Parts of the exercise:
1. Do the following statements agree with the passage on electron conductivity of stellar plasmas below? Answer yes or no for each of (a), (b) and (c), and quote the words of the passage that decide it.
(a) Yakovlev and Urpin published their analysis in 1980.
(b) The note gives appropriate credit to every author who studied stellar plasma conductivities.
(c) Finite nuclear sizes become non-negligible at the lower densities of the outermost neutron star layers.
2. In the passage on electron conductivity of stellar plasmas below, what programming language are the codes presented at the site written in?
3. Can you proceed with the passage on electron conductivity of stellar plasmas below, writing on from the point where it stops?

Source passage:
####
Electron Conductivity of Stellar Plasmas
Department of Theoretical Astrophysics	Contact: Alexander Potekhin (palex@astro.ioffe.ru)

Electrical and thermal conductivities of dense plasmas under conditions which take place in the stars have been studied by large number of authors over the twentieth century. Milestones on the theoretical investigation are the classical works by R. E. Marshak (1940), T. D. Lee (1950), J. M. Ziman (1960), L. Spitzer (1962), W. B. Hubbard & M. Lampe (1966 - 1969), E. Flowers & N. Itoh (1970s). In 80s - 90s, significant progress was due to L. Hernquist, N. Itoh, R. Redmer, and their co-workers, as well as other theoretical groups. It would be impossible to give the appropriate credit to all of them in this short introductory note. We restrict ourselves to a brief account only of the results obtained at the Department of Theoretical Astrophysics (DTA) of the Ioffe Institute since late 70s, which are implemented in the Fortran codes presented at this site.

As early as in 1980 Yakovlev and Urpin [1,2] critically analyzed previously published results and presented simple analytic approximations to the conductivities of degenerate electrons dominated by their scattering off ions (in the ion liquid) or off phonons or charged lattice impurities (in the ion crystal). Subsequent more detailed studies of this research team [3-6], as well as other ones, have confirmed reliability of these results in the range of plasma parameters typical for the thermal-insulating envelopes of cooling neutron stars (at densities of order 10³-10¹⁰ g/cc and temperatures T about 10⁶-10⁹ K, or more precisely, where T is much lower than the electron degeneracy temperature, but not much lower than the ion plasma temperature). At the same time, those later studies have extended the range of considered parameters to lower temperatures [3] at which quantization of ionic motion is important (which is relevant for interiors of cool white dwarfs), to lower density [4] (for outermost layers of neutron stars), and to higher densities (in the inner envelopes of neutron stars) at which the finite nuclear sizes are non-negligible [6].
####
Raw data:
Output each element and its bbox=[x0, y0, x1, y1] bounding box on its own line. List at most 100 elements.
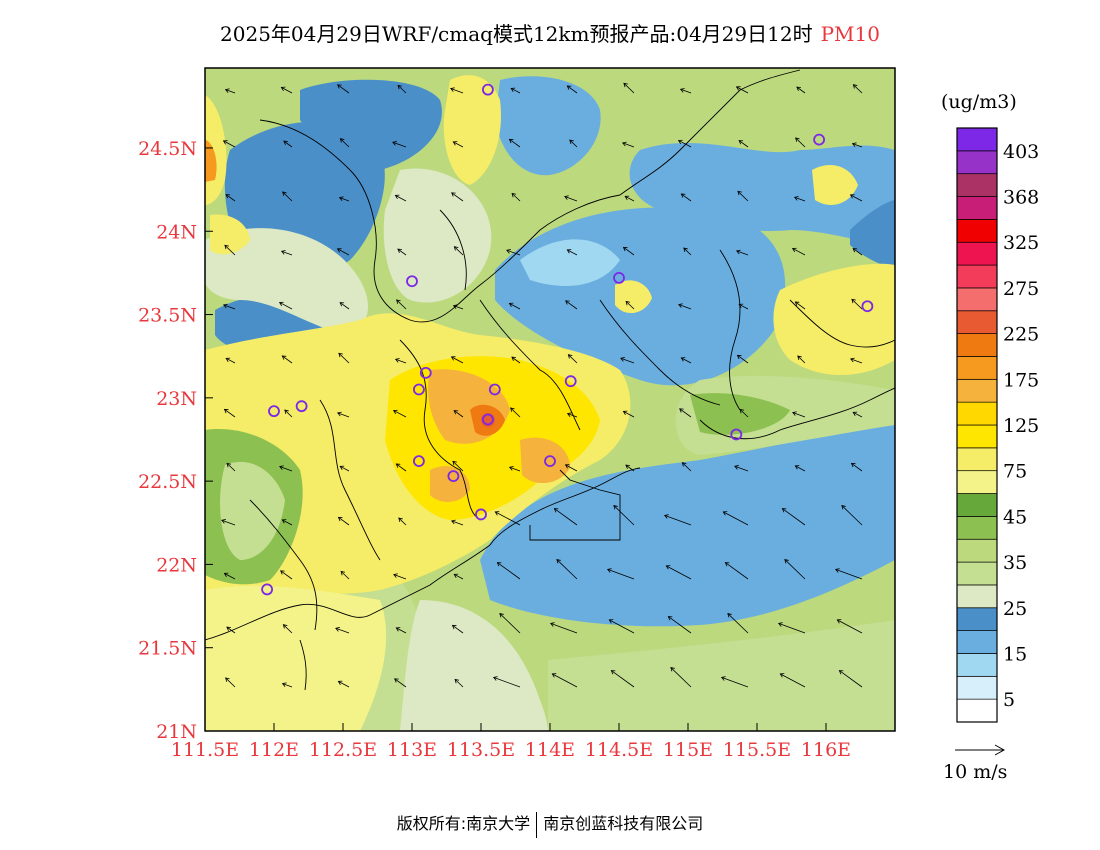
####
Solved tasks:
1.
(a) Yes: "As early as in 1980 Yakovlev and Urpin [1,2] critically analyzed previously published results"
(b) No: "It would be impossible to give the appropriate credit to all of them in this short introductory note."
(c) No: "and to higher densities (in the inner envelopes of neutron stars) at which the finite nuclear sizes are non-negligible [6]"

2. Fortran.

3.
Although transport properties of dense stellar plasma are mainly determined by electron-ion collisions, electron-electron collisions may also be significant for thermal conductivity under certain conditions. The collisions between degenerate electrons have been considered in [1]. They are unimportant if the ions are highly charged or electron degeneracy is strong. Both electron-ion and electron-electron collisions are taken into acount in the Fortran programs presented at this site.

Electrical and thermal conductivity tensors, as well as thermopower tensor, in strong magnetic fields - the fields in which the electron gyrofrequency is larger than the typical collision frequency - were studied first for the non-quantizing [7] and then for quantizing fields. Kaminker & Yakovlev [8] considered the electron transport across the field and Yakovlev [9] the transport along the field (strongly or weakly quantizing, for arbitrary relativism of the electron gas) as reviewed in Ref. [10]. The results [9] based on the electron distribution function formalism have been confirmed later [11,12] using a more general formalism of electron density matrix.

Recent progress in the treatment of electrical and thermal conductivities of strongly coupled Coulomb plasmas is connected with improvements of ion structure factors relevant to calculation of electron relaxation times. Physics of these improvements has been explained in Ref.[13], and the resulting impact on nonmagnetic conductivities has been explored in Ref.[14]. In the solid phase, multiphonon electron scattering (neglected previously) has been taken into account. In the Coulomb liquid, an approximate treatment has been proposed to describe reduction of the effective electron-ion collision rate due to incipient ordering of the ions in the regime of strong ion coupling. Both modifications (in the solid and liquid phases) change the kinetic coefficients near the melting point and drastically reduce their discontinuities at the solid/liquid phase interface. Simple analytic approximations for effective relaxation times determined by the electron-ion and electron-electron collisions in degenerate, fully ionized plasmas have been also published [14].

In Ref. [15], these theoretical advances have been employed to calculate longitudinal, transverse, and Hall components of tensors of electron electrical and thermal conductivities and thermopower in arbitrary magnetic fields. Fitting formulae have been devised and implemented in a Fortran code which is available on these Web pages.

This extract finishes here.